-- WHAT YOU NEED TO DO --
In the entries below, count every line with the word "time". Return only the count.

-- INPUT DATA --
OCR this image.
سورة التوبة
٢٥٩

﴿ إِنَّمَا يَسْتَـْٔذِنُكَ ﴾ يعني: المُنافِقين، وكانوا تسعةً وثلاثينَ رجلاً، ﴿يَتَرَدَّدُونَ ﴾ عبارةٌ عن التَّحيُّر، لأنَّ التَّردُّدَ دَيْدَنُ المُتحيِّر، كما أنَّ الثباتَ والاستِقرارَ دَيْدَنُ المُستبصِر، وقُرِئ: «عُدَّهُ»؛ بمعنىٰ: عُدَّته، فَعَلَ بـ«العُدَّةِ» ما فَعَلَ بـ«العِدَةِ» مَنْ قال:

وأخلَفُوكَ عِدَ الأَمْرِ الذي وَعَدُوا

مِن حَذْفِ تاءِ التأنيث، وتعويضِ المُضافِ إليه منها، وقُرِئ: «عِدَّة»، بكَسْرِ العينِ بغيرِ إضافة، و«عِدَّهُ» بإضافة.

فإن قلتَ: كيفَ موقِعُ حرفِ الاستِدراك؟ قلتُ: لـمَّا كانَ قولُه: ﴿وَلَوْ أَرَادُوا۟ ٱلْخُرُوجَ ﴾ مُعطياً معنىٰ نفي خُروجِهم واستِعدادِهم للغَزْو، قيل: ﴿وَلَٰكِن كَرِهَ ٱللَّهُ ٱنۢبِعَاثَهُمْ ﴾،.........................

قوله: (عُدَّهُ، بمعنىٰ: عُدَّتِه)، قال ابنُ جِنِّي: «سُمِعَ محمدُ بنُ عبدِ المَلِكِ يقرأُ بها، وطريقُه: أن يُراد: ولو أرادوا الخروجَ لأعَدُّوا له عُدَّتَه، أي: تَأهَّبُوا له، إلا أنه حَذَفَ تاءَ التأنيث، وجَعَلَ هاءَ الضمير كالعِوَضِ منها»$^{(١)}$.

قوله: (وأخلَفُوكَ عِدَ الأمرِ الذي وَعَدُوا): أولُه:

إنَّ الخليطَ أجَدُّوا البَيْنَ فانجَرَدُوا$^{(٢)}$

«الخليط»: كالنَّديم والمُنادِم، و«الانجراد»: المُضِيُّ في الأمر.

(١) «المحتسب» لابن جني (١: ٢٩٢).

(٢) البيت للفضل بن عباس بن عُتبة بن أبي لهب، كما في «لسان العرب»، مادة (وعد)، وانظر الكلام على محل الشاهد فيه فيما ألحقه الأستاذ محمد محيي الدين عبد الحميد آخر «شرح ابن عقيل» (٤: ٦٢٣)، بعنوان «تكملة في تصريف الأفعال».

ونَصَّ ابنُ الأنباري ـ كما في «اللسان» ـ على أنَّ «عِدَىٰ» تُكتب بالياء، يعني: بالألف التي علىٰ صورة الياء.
==
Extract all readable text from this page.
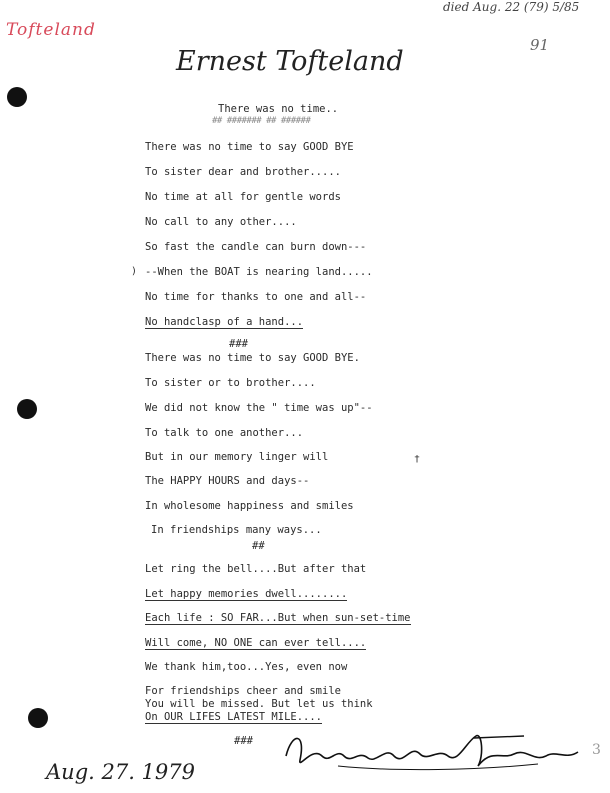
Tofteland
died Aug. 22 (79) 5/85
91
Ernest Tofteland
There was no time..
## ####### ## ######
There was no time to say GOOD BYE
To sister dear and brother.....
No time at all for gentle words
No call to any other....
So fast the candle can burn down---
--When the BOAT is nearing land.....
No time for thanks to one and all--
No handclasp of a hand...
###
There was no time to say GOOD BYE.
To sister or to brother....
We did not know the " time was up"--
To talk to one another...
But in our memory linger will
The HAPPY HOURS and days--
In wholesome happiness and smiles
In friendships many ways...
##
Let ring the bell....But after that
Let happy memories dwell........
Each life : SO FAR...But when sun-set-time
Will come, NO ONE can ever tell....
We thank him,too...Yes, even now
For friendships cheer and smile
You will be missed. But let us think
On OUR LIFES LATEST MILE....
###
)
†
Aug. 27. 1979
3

-- ANSWER --
7